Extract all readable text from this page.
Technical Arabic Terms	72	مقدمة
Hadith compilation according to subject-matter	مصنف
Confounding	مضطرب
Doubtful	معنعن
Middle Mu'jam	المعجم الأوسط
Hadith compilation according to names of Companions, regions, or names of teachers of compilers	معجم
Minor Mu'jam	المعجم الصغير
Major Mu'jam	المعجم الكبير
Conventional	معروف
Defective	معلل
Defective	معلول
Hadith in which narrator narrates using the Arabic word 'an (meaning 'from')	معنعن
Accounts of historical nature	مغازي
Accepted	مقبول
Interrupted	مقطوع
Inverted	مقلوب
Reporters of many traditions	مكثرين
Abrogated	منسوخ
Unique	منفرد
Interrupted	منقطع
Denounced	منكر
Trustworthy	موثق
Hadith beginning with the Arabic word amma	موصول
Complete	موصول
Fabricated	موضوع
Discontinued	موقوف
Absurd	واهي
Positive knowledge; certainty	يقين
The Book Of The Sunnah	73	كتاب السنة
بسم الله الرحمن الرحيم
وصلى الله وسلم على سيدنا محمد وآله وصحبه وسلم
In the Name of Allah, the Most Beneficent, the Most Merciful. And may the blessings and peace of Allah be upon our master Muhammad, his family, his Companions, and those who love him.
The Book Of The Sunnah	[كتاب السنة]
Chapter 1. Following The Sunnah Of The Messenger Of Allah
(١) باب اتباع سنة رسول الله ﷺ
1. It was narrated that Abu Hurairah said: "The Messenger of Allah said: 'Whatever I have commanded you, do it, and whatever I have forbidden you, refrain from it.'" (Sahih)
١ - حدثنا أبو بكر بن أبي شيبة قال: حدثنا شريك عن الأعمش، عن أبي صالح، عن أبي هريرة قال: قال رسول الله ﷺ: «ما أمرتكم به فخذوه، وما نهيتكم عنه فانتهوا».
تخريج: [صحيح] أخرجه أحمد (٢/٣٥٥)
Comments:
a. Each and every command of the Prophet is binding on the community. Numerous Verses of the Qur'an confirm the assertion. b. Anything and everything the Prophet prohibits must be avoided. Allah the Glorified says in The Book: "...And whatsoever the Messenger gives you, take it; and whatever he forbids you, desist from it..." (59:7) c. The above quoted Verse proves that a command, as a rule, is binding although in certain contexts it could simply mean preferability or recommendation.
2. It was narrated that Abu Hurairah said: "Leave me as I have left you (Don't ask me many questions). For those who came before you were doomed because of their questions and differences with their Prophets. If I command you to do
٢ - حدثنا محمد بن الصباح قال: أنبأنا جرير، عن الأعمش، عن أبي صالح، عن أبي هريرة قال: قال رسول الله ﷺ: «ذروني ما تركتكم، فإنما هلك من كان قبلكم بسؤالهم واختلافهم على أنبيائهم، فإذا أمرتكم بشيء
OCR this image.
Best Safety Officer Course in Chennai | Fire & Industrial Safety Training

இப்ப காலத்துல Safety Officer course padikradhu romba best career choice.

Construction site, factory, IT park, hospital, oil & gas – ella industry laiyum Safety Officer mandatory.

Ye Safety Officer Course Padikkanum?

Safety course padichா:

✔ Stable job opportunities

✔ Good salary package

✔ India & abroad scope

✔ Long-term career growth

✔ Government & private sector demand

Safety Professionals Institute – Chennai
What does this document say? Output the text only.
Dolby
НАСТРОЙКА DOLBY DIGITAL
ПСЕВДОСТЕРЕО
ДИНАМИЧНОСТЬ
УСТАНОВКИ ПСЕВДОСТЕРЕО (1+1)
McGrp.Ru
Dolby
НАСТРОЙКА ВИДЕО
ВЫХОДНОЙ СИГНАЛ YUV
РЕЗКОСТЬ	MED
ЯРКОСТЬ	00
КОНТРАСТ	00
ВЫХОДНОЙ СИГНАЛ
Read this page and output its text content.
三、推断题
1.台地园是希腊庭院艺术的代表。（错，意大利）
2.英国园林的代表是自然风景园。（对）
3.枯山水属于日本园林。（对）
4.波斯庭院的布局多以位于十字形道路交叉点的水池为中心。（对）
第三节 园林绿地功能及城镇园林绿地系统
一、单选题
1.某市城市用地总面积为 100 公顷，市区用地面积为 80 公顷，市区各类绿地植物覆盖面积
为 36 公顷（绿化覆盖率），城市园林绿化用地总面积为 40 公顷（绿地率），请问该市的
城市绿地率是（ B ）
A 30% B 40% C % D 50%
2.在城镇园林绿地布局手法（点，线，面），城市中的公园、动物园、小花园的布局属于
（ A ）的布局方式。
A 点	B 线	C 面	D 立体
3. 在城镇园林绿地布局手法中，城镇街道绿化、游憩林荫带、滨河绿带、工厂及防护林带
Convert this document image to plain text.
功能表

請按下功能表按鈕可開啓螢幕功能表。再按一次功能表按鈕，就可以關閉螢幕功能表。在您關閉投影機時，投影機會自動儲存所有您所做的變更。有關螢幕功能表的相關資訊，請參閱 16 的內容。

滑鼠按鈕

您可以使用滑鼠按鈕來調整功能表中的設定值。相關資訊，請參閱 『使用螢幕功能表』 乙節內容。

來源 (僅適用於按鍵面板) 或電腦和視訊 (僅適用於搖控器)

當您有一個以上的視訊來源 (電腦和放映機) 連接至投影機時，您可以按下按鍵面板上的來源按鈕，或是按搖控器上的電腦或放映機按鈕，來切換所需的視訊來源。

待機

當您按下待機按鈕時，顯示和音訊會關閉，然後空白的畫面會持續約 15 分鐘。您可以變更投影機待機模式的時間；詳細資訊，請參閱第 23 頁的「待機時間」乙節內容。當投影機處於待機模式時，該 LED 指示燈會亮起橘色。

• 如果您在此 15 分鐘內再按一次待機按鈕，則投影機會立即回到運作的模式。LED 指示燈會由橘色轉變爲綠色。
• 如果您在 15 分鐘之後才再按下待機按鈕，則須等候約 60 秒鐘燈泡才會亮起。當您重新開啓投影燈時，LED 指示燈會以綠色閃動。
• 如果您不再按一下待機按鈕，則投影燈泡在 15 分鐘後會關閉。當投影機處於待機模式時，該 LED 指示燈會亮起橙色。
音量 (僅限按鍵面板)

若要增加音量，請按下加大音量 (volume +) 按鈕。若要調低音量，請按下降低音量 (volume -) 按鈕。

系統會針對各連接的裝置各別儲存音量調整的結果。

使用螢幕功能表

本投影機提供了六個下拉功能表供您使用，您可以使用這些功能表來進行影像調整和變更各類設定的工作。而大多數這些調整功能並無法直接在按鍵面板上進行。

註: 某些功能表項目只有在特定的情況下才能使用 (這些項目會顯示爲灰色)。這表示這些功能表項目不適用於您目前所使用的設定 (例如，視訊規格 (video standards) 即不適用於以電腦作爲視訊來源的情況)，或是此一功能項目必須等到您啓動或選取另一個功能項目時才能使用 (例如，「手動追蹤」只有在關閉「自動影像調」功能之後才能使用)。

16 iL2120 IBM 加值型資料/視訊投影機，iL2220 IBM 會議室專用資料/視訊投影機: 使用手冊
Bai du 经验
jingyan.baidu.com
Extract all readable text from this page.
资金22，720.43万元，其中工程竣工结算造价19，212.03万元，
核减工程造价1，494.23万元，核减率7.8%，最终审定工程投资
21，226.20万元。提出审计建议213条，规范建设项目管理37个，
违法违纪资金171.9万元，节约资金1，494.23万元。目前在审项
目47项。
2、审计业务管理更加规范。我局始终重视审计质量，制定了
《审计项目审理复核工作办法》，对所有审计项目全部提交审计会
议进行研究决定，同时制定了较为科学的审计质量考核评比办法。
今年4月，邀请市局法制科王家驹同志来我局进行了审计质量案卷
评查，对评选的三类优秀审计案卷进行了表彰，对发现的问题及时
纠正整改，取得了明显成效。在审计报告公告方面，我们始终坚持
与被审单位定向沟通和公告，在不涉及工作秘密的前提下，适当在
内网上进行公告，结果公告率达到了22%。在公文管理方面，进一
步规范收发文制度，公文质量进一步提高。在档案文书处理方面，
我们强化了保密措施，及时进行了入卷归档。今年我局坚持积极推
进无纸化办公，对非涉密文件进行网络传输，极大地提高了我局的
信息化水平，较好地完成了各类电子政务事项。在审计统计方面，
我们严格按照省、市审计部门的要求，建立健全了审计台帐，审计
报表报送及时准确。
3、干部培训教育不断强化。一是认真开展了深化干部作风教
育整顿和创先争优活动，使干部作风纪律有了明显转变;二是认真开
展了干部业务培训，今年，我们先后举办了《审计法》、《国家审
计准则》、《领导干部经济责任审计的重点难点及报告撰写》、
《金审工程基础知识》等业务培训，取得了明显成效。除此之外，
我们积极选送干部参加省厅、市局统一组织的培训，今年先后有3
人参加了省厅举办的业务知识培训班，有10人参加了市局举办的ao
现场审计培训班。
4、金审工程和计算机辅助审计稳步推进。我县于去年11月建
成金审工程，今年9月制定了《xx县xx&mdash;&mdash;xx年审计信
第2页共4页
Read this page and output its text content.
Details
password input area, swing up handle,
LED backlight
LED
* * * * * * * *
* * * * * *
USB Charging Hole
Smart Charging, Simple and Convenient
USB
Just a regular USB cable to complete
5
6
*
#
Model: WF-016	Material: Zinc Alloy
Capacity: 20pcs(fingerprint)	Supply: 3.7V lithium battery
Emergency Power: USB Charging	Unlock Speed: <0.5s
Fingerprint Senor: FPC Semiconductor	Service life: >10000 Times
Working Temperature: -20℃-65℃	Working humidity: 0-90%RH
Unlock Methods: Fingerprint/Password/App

Exercise aim
Copy out every line from the material above in which the word "this" appears.

Exercise solution
Extract all readable text from this page.
OCR this image.
What does this document say? Output the text only.
Read this page and output its text content.
Convert this document image to plain text.
Extract all readable text from this page.
Read this page and output its text content.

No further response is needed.